━━━ TASK DATA

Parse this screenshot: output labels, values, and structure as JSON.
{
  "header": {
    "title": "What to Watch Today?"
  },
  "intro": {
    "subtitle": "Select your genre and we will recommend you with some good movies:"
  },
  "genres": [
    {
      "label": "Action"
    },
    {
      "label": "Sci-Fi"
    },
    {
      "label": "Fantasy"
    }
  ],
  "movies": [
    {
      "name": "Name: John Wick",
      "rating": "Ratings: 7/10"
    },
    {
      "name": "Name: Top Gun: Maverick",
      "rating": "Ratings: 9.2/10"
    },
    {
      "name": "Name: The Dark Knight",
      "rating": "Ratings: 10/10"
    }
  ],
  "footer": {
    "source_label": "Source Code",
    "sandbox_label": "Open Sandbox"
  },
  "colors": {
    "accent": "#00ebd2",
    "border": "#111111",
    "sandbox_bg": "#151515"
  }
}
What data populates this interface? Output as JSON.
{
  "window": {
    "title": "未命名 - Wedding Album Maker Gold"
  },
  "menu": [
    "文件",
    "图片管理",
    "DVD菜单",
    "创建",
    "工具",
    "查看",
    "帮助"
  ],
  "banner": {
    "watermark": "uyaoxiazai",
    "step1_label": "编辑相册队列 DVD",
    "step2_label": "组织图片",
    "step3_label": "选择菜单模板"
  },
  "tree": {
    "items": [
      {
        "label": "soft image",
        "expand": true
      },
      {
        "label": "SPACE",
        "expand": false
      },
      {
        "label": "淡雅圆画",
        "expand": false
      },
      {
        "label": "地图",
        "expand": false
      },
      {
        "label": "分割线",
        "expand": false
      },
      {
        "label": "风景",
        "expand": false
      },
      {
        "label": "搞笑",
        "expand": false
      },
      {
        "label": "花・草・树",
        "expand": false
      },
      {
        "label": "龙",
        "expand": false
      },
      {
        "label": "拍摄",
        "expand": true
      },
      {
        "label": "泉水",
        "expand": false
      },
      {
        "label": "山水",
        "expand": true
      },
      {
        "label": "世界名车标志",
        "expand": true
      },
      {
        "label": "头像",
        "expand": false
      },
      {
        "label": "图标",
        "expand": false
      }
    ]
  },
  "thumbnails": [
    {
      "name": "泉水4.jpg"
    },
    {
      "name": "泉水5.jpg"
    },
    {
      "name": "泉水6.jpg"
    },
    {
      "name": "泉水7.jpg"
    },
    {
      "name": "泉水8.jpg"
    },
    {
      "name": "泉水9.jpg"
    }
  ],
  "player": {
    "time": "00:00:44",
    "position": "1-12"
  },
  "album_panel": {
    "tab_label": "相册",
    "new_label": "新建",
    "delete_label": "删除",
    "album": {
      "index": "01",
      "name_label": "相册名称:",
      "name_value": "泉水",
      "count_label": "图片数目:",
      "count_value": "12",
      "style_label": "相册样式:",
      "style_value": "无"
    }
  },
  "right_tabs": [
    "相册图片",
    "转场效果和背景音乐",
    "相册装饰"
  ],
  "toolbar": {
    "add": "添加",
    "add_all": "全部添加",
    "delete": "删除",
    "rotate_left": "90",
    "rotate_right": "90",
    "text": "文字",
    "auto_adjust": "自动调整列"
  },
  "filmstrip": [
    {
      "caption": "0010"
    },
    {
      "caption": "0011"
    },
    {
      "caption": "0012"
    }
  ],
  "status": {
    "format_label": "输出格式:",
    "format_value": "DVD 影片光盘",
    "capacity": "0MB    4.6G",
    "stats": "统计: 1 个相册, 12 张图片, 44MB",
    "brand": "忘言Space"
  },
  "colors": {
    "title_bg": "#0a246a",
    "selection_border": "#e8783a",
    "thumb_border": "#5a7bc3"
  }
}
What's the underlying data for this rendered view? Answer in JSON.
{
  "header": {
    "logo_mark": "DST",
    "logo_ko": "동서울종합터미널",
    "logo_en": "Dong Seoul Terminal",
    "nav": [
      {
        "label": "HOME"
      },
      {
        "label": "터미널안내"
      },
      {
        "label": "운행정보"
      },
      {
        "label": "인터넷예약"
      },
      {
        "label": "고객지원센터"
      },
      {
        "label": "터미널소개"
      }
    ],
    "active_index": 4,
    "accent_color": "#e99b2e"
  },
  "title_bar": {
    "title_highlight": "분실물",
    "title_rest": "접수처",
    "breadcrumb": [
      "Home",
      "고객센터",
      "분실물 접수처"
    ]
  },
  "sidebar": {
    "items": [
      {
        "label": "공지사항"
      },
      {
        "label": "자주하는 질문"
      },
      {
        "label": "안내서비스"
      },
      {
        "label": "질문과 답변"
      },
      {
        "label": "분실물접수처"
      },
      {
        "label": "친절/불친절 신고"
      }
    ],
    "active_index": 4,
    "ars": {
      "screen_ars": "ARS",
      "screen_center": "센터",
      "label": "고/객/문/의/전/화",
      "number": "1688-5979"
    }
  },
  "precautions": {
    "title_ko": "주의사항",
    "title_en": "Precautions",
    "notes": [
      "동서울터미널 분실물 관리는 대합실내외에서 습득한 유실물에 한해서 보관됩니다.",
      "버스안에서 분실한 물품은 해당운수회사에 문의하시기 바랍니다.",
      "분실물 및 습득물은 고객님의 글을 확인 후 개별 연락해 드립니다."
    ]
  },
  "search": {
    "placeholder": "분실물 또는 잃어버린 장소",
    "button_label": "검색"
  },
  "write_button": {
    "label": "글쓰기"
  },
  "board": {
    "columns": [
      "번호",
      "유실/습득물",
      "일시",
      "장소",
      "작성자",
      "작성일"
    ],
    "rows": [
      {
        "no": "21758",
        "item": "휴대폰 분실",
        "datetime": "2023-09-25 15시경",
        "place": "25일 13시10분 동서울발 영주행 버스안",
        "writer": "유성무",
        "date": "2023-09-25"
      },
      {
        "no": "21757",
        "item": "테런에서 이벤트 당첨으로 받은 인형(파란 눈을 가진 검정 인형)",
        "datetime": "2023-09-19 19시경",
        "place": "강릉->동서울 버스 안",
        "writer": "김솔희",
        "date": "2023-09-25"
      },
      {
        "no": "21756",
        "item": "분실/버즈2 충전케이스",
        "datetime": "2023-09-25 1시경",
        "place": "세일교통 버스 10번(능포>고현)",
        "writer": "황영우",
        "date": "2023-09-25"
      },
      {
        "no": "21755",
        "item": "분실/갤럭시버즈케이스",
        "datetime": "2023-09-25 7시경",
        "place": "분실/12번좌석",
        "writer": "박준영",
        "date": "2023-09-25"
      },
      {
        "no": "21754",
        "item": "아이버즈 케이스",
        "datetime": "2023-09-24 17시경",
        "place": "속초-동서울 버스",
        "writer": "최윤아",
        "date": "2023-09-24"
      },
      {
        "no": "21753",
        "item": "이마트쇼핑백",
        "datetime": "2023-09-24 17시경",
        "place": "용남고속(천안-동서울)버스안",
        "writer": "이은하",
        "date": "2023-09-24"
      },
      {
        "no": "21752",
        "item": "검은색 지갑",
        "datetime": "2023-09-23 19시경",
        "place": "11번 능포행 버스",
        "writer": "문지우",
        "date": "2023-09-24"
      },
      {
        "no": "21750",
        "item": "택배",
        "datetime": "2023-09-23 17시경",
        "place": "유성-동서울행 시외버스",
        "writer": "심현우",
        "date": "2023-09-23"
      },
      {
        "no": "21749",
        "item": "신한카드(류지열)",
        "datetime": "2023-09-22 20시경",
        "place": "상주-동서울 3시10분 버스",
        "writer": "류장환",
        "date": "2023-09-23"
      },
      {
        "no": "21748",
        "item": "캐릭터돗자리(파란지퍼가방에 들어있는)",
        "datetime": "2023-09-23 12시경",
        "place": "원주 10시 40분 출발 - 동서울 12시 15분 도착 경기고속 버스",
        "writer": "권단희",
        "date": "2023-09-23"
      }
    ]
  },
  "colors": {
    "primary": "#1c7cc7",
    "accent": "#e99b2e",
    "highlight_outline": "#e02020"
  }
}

━━━━━━

## SET PROBLEM
Give the number of lines that hold the word "writer" in these records, with nothing added.

## TASK SOLUTION
10